▸ **Exercise**
Each record must be reproduced exactly as it is shown.

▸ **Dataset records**

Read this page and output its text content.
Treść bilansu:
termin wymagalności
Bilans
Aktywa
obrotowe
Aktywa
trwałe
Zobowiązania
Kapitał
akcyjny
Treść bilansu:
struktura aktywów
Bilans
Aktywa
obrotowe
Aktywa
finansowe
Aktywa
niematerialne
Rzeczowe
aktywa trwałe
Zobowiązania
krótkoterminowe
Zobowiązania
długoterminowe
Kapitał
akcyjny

▸ **Answer to the problem**
Read this page and output its text content.
Treść bilansu:
termin wymagalności
Bilans
Aktywa
obrotowe
Aktywa
trwałe
Zobowiązania
Kapitał
akcyjny
Treść bilansu:
struktura aktywów
Bilans
Aktywa
obrotowe
Aktywa
finansowe
Aktywa
niematerialne
Rzeczowe
aktywa trwałe
Zobowiązania
krótkoterminowe
Zobowiązania
długoterminowe
Kapitał
akcyjny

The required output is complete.